▶ Problem to work on:
Give every entry again, word for word.

▶ Data supplied:
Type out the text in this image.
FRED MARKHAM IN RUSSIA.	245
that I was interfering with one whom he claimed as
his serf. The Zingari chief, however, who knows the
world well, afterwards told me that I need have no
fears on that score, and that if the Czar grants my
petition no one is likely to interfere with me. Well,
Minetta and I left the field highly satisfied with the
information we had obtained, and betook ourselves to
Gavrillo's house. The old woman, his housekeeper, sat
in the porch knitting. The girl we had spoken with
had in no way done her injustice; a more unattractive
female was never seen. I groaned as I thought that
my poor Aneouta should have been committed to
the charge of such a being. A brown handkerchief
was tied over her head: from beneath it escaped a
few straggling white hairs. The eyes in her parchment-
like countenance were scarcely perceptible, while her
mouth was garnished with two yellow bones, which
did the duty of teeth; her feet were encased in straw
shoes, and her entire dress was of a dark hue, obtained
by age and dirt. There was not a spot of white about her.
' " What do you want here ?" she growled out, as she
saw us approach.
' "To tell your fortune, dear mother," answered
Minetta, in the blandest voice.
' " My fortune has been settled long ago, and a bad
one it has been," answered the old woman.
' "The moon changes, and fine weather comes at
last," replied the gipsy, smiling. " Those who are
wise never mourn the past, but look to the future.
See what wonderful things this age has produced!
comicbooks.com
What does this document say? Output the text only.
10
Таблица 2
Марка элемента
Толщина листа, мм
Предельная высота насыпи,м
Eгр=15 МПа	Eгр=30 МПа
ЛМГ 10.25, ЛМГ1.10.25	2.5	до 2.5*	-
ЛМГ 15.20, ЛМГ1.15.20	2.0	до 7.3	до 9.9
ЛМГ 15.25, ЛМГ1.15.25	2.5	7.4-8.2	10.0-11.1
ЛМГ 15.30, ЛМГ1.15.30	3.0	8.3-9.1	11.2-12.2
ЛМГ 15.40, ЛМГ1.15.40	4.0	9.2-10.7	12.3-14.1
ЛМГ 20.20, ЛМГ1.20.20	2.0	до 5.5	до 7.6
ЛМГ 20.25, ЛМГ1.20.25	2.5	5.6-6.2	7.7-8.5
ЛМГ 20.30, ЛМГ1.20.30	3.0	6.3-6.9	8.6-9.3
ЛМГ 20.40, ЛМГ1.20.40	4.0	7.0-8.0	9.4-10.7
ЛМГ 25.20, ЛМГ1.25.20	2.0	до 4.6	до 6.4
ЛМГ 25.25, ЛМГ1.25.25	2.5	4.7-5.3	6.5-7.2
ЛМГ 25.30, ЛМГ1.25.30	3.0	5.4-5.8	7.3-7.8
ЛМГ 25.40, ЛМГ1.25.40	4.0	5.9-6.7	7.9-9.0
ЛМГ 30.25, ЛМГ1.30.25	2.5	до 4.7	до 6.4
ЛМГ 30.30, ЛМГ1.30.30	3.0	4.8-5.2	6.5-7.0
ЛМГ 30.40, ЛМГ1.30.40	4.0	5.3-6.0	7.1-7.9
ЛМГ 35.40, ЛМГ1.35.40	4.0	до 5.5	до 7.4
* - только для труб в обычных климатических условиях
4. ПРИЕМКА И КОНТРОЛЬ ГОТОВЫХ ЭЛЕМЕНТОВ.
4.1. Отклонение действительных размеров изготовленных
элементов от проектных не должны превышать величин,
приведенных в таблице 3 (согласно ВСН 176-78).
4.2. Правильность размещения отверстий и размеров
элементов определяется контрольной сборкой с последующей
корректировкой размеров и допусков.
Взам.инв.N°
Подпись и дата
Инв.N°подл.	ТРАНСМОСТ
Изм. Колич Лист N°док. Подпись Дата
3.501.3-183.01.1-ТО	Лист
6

▶ Expected output:
Type out the text in this image.
FRED MARKHAM IN RUSSIA.	245
that I was interfering with one whom he claimed as
his serf. The Zingari chief, however, who knows the
world well, afterwards told me that I need have no
fears on that score, and that if the Czar grants my
petition no one is likely to interfere with me. Well,
Minetta and I left the field highly satisfied with the
information we had obtained, and betook ourselves to
Gavrillo's house. The old woman, his housekeeper, sat
in the porch knitting. The girl we had spoken with
had in no way done her injustice; a more unattractive
female was never seen. I groaned as I thought that
my poor Aneouta should have been committed to
the charge of such a being. A brown handkerchief
was tied over her head: from beneath it escaped a
few straggling white hairs. The eyes in her parchment-
like countenance were scarcely perceptible, while her
mouth was garnished with two yellow bones, which
did the duty of teeth; her feet were encased in straw
shoes, and her entire dress was of a dark hue, obtained
by age and dirt. There was not a spot of white about her.
' " What do you want here ?" she growled out, as she
saw us approach.
' "To tell your fortune, dear mother," answered
Minetta, in the blandest voice.
' " My fortune has been settled long ago, and a bad
one it has been," answered the old woman.
' "The moon changes, and fine weather comes at
last," replied the gipsy, smiling. " Those who are
wise never mourn the past, but look to the future.
See what wonderful things this age has produced!
comicbooks.com
What does this document say? Output the text only.
10
Таблица 2
Марка элемента
Толщина листа, мм
Предельная высота насыпи,м
Eгр=15 МПа	Eгр=30 МПа
ЛМГ 10.25, ЛМГ1.10.25	2.5	до 2.5*	-
ЛМГ 15.20, ЛМГ1.15.20	2.0	до 7.3	до 9.9
ЛМГ 15.25, ЛМГ1.15.25	2.5	7.4-8.2	10.0-11.1
ЛМГ 15.30, ЛМГ1.15.30	3.0	8.3-9.1	11.2-12.2
ЛМГ 15.40, ЛМГ1.15.40	4.0	9.2-10.7	12.3-14.1
ЛМГ 20.20, ЛМГ1.20.20	2.0	до 5.5	до 7.6
ЛМГ 20.25, ЛМГ1.20.25	2.5	5.6-6.2	7.7-8.5
ЛМГ 20.30, ЛМГ1.20.30	3.0	6.3-6.9	8.6-9.3
ЛМГ 20.40, ЛМГ1.20.40	4.0	7.0-8.0	9.4-10.7
ЛМГ 25.20, ЛМГ1.25.20	2.0	до 4.6	до 6.4
ЛМГ 25.25, ЛМГ1.25.25	2.5	4.7-5.3	6.5-7.2
ЛМГ 25.30, ЛМГ1.25.30	3.0	5.4-5.8	7.3-7.8
ЛМГ 25.40, ЛМГ1.25.40	4.0	5.9-6.7	7.9-9.0
ЛМГ 30.25, ЛМГ1.30.25	2.5	до 4.7	до 6.4
ЛМГ 30.30, ЛМГ1.30.30	3.0	4.8-5.2	6.5-7.0
ЛМГ 30.40, ЛМГ1.30.40	4.0	5.3-6.0	7.1-7.9
ЛМГ 35.40, ЛМГ1.35.40	4.0	до 5.5	до 7.4
* - только для труб в обычных климатических условиях
4. ПРИЕМКА И КОНТРОЛЬ ГОТОВЫХ ЭЛЕМЕНТОВ.
4.1. Отклонение действительных размеров изготовленных
элементов от проектных не должны превышать величин,
приведенных в таблице 3 (согласно ВСН 176-78).
4.2. Правильность размещения отверстий и размеров
элементов определяется контрольной сборкой с последующей
корректировкой размеров и допусков.
Взам.инв.N°
Подпись и дата
Инв.N°подл.	ТРАНСМОСТ
Изм. Колич Лист N°док. Подпись Дата
3.501.3-183.01.1-ТО	Лист
6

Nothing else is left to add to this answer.